— Begin Given data —

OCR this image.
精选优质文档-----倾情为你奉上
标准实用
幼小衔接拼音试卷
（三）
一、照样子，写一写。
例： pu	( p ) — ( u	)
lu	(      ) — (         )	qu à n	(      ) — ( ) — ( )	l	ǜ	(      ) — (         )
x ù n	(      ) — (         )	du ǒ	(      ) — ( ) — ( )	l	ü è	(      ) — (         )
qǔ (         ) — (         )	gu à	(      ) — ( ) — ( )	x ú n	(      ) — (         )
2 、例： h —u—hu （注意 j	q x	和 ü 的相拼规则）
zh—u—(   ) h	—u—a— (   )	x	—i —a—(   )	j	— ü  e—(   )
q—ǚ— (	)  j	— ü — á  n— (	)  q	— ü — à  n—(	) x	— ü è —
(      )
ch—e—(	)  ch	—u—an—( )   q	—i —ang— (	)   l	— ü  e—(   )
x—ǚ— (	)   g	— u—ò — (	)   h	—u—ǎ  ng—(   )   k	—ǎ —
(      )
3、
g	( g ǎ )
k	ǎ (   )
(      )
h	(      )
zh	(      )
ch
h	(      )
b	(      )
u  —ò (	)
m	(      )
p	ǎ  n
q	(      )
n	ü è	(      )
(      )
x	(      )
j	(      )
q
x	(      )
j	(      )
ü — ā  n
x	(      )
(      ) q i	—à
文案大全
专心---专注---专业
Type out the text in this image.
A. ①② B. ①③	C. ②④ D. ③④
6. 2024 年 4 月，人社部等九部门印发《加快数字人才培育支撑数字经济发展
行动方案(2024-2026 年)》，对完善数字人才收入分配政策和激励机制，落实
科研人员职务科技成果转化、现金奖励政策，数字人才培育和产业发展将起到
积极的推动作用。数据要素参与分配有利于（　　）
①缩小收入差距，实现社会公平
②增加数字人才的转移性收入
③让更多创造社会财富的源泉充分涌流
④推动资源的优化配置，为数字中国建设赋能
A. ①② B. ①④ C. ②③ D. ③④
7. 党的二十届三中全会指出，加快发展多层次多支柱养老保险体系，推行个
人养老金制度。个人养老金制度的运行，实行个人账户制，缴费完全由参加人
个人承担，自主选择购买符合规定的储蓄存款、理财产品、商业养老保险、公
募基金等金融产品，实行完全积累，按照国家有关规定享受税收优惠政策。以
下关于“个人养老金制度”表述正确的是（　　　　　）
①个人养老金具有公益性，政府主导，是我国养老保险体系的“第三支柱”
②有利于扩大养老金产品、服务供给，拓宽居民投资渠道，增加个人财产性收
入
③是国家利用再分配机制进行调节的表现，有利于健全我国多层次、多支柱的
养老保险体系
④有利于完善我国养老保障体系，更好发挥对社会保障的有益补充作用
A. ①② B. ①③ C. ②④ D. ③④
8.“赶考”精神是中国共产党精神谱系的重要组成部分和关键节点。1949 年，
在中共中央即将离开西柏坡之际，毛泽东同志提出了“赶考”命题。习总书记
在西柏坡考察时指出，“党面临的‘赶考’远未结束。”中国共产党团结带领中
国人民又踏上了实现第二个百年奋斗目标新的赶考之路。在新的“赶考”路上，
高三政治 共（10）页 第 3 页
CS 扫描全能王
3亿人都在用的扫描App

— End Given data —

## [Exercise objective]
Transcribe every entry exactly, omitting nothing.

## [Result of the exercise]
OCR this image.
精选优质文档-----倾情为你奉上
标准实用
幼小衔接拼音试卷
（三）
一、照样子，写一写。
例： pu	( p ) — ( u	)
lu	(      ) — (         )	qu à n	(      ) — ( ) — ( )	l	ǜ	(      ) — (         )
x ù n	(      ) — (         )	du ǒ	(      ) — ( ) — ( )	l	ü è	(      ) — (         )
qǔ (         ) — (         )	gu à	(      ) — ( ) — ( )	x ú n	(      ) — (         )
2 、例： h —u—hu （注意 j	q x	和 ü 的相拼规则）
zh—u—(   ) h	—u—a— (   )	x	—i —a—(   )	j	— ü  e—(   )
q—ǚ— (	)  j	— ü — á  n— (	)  q	— ü — à  n—(	) x	— ü è —
(      )
ch—e—(	)  ch	—u—an—( )   q	—i —ang— (	)   l	— ü  e—(   )
x—ǚ— (	)   g	— u—ò — (	)   h	—u—ǎ  ng—(   )   k	—ǎ —
(      )
3、
g	( g ǎ )
k	ǎ (   )
(      )
h	(      )
zh	(      )
ch
h	(      )
b	(      )
u  —ò (	)
m	(      )
p	ǎ  n
q	(      )
n	ü è	(      )
(      )
x	(      )
j	(      )
q
x	(      )
j	(      )
ü — ā  n
x	(      )
(      ) q i	—à
文案大全
专心---专注---专业
Type out the text in this image.
A. ①② B. ①③	C. ②④ D. ③④
6. 2024 年 4 月，人社部等九部门印发《加快数字人才培育支撑数字经济发展
行动方案(2024-2026 年)》，对完善数字人才收入分配政策和激励机制，落实
科研人员职务科技成果转化、现金奖励政策，数字人才培育和产业发展将起到
积极的推动作用。数据要素参与分配有利于（　　）
①缩小收入差距，实现社会公平
②增加数字人才的转移性收入
③让更多创造社会财富的源泉充分涌流
④推动资源的优化配置，为数字中国建设赋能
A. ①② B. ①④ C. ②③ D. ③④
7. 党的二十届三中全会指出，加快发展多层次多支柱养老保险体系，推行个
人养老金制度。个人养老金制度的运行，实行个人账户制，缴费完全由参加人
个人承担，自主选择购买符合规定的储蓄存款、理财产品、商业养老保险、公
募基金等金融产品，实行完全积累，按照国家有关规定享受税收优惠政策。以
下关于“个人养老金制度”表述正确的是（　　　　　）
①个人养老金具有公益性，政府主导，是我国养老保险体系的“第三支柱”
②有利于扩大养老金产品、服务供给，拓宽居民投资渠道，增加个人财产性收
入
③是国家利用再分配机制进行调节的表现，有利于健全我国多层次、多支柱的
养老保险体系
④有利于完善我国养老保障体系，更好发挥对社会保障的有益补充作用
A. ①② B. ①③ C. ②④ D. ③④
8.“赶考”精神是中国共产党精神谱系的重要组成部分和关键节点。1949 年，
在中共中央即将离开西柏坡之际，毛泽东同志提出了“赶考”命题。习总书记
在西柏坡考察时指出，“党面临的‘赶考’远未结束。”中国共产党团结带领中
国人民又踏上了实现第二个百年奋斗目标新的赶考之路。在新的“赶考”路上，
高三政治 共（10）页 第 3 页
CS 扫描全能王
3亿人都在用的扫描App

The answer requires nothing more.